==== Data listing ====
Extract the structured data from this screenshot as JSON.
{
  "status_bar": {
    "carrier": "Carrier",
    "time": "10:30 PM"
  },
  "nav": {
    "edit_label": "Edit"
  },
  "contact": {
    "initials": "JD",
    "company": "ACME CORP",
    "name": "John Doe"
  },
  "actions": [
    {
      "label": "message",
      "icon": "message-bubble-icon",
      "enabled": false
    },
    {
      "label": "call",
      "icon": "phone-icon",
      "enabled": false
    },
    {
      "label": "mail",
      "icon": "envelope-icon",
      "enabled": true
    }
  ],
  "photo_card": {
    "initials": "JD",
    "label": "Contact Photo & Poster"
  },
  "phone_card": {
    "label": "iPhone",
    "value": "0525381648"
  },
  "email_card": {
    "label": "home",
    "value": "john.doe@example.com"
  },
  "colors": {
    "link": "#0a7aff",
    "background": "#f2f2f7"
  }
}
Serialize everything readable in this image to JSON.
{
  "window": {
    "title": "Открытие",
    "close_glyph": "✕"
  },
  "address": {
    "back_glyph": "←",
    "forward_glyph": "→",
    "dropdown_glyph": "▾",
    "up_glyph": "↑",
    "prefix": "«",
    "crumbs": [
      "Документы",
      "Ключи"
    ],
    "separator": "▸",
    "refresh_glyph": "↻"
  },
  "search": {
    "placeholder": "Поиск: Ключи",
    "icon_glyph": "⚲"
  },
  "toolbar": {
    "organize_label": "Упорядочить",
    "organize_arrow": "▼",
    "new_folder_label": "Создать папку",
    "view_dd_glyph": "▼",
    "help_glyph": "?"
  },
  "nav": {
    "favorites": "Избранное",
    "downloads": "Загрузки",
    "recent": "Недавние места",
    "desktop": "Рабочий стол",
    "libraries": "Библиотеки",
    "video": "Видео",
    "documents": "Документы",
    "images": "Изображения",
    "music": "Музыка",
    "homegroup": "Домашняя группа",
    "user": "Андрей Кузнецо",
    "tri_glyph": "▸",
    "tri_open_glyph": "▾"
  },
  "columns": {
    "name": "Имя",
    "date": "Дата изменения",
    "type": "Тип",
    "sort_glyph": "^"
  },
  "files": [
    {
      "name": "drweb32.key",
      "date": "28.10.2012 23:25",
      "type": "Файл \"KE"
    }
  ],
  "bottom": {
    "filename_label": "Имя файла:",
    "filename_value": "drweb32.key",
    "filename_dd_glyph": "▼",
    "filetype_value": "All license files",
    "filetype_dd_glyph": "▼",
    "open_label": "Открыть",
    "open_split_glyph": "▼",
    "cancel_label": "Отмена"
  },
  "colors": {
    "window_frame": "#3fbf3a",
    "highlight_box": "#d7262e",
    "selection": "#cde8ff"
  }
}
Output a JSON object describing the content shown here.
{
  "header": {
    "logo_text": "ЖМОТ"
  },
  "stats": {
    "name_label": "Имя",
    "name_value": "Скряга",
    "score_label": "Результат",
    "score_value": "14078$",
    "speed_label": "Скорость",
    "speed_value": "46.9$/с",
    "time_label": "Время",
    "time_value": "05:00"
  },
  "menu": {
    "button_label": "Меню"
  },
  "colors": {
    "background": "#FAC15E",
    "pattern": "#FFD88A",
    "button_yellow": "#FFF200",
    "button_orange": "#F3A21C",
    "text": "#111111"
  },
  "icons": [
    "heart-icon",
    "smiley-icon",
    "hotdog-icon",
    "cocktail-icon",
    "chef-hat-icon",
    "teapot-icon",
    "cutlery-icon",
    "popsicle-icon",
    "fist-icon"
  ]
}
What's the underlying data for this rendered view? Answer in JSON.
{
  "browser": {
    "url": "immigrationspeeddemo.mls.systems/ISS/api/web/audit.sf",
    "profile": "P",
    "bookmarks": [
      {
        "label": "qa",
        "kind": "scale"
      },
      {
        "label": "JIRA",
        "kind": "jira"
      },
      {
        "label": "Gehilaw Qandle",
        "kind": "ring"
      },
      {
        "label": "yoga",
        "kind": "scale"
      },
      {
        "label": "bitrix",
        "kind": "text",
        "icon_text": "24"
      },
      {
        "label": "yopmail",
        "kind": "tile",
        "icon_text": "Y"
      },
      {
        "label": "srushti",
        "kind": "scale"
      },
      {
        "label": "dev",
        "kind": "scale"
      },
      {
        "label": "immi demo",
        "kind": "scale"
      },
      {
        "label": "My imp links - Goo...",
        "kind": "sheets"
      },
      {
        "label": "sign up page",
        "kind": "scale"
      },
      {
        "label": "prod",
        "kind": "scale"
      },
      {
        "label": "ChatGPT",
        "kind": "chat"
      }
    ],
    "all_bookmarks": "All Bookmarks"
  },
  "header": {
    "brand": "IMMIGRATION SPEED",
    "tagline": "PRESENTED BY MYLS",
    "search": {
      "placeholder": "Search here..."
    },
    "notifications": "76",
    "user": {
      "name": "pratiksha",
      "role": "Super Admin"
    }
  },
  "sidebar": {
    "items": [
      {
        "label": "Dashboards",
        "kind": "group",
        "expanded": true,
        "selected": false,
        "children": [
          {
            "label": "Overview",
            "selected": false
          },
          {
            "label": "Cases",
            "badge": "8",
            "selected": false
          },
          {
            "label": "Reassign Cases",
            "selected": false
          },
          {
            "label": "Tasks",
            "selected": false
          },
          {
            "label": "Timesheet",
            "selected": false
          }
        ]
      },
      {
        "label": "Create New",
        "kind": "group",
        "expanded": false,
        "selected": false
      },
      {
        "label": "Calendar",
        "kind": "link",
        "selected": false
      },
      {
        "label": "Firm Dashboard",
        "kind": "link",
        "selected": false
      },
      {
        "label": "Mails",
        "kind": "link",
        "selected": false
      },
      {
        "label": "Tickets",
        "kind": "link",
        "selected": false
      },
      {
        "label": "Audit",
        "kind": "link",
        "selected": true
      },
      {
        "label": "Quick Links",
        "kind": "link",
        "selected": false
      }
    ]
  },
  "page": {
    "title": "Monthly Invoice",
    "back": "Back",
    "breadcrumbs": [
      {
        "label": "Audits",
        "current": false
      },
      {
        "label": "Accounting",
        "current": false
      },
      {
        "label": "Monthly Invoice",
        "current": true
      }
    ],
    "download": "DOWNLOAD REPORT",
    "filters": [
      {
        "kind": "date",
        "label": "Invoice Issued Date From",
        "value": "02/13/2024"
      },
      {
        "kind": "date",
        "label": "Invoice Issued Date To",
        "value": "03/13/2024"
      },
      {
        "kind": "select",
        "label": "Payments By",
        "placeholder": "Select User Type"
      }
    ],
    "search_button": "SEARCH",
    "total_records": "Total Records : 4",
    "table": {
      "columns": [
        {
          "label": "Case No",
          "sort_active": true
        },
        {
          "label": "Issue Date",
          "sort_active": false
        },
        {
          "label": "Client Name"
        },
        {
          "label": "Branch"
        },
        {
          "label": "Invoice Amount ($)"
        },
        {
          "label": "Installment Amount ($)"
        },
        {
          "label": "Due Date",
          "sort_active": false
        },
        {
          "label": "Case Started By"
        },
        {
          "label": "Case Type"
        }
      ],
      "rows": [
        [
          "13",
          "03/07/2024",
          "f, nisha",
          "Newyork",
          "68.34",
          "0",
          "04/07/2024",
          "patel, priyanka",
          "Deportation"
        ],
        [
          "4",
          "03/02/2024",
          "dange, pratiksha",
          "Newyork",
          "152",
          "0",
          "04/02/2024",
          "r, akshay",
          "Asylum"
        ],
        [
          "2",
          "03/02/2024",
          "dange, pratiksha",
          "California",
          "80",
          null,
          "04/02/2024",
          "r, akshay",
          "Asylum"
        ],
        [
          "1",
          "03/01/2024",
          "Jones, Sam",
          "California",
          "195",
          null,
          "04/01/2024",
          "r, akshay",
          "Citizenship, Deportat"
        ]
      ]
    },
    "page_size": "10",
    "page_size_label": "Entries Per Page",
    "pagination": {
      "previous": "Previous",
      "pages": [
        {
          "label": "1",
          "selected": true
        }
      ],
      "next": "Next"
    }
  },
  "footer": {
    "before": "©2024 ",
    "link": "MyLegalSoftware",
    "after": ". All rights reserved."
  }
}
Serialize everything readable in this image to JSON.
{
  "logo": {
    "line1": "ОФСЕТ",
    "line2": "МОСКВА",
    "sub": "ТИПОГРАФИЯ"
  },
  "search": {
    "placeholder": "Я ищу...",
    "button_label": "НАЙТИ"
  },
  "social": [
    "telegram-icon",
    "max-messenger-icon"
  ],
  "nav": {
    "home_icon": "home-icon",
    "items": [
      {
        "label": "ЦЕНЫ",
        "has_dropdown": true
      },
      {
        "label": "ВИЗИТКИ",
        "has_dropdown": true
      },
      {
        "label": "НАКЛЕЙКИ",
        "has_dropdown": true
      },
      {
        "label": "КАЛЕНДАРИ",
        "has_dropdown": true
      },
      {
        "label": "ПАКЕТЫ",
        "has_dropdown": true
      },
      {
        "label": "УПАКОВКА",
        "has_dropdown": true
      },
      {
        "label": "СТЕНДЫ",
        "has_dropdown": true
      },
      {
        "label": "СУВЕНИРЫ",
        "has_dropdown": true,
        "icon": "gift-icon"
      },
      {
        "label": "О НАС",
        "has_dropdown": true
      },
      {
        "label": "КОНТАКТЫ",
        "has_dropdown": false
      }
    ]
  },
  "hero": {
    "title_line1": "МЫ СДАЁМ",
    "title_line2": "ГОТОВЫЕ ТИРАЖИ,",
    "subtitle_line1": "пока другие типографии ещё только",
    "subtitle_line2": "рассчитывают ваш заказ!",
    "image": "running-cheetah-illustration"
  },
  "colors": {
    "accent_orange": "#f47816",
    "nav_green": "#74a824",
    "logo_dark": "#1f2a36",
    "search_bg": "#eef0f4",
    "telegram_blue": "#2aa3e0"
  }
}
====
● Problem requirements
Which lines contain the word "Monthly"? Return each of them.

● Output of the task
    "title": "Monthly Invoice",
        "label": "Monthly Invoice",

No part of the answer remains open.